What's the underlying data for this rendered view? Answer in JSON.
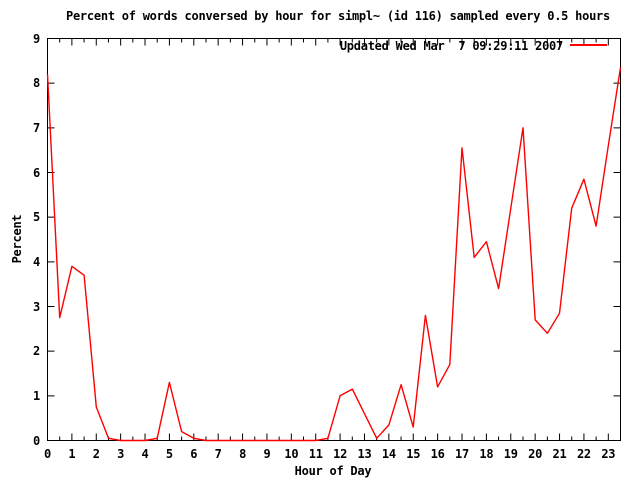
{
  "window": {
    "background": "#ffffff",
    "text_color": "#000000",
    "axis_color": "#000000"
  },
  "chart_data": {
    "type": "line",
    "title": "Percent of words conversed by hour for simpl~ (id 116) sampled every 0.5 hours",
    "xlabel": "Hour of Day",
    "ylabel": "Percent",
    "legend": {
      "label": "Updated Wed Mar  7 09:29:11 2007",
      "position": "top-right-inside",
      "line_color": "#ff0000"
    },
    "xlim": [
      0,
      23.5
    ],
    "ylim": [
      0,
      9
    ],
    "grid": false,
    "sample_interval_hours": 0.5,
    "x_ticklabels": [
      "0",
      "1",
      "2",
      "3",
      "4",
      "5",
      "6",
      "7",
      "8",
      "9",
      "10",
      "11",
      "12",
      "13",
      "14",
      "15",
      "16",
      "17",
      "18",
      "19",
      "20",
      "21",
      "22",
      "23"
    ],
    "y_ticklabels": [
      "0",
      "1",
      "2",
      "3",
      "4",
      "5",
      "6",
      "7",
      "8",
      "9"
    ],
    "series": [
      {
        "name": "Updated Wed Mar  7 09:29:11 2007",
        "color": "#ff0000",
        "x": [
          0,
          0.5,
          1,
          1.5,
          2,
          2.5,
          3,
          3.5,
          4,
          4.5,
          5,
          5.5,
          6,
          6.5,
          7,
          7.5,
          8,
          8.5,
          9,
          9.5,
          10,
          10.5,
          11,
          11.5,
          12,
          12.5,
          13,
          13.5,
          14,
          14.5,
          15,
          15.5,
          16,
          16.5,
          17,
          17.5,
          18,
          18.5,
          19,
          19.5,
          20,
          20.5,
          21,
          21.5,
          22,
          22.5,
          23,
          23.5
        ],
        "values": [
          8.2,
          2.75,
          3.9,
          3.7,
          0.75,
          0.05,
          0,
          0,
          0,
          0.05,
          1.3,
          0.2,
          0.05,
          0,
          0,
          0,
          0,
          0,
          0,
          0,
          0,
          0,
          0,
          0.05,
          1.0,
          1.15,
          0.6,
          0.05,
          0.35,
          1.25,
          0.3,
          2.8,
          1.2,
          1.7,
          6.55,
          4.1,
          4.45,
          3.4,
          5.2,
          7.0,
          2.7,
          2.4,
          2.85,
          5.2,
          5.85,
          4.8,
          6.6,
          8.35
        ]
      }
    ]
  }
}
══════════════════════════════
Return every line above that contains the word "Updated".

[EXERCISE RESPONSE]
      "label": "Updated Wed Mar  7 09:29:11 2007",
        "name": "Updated Wed Mar  7 09:29:11 2007",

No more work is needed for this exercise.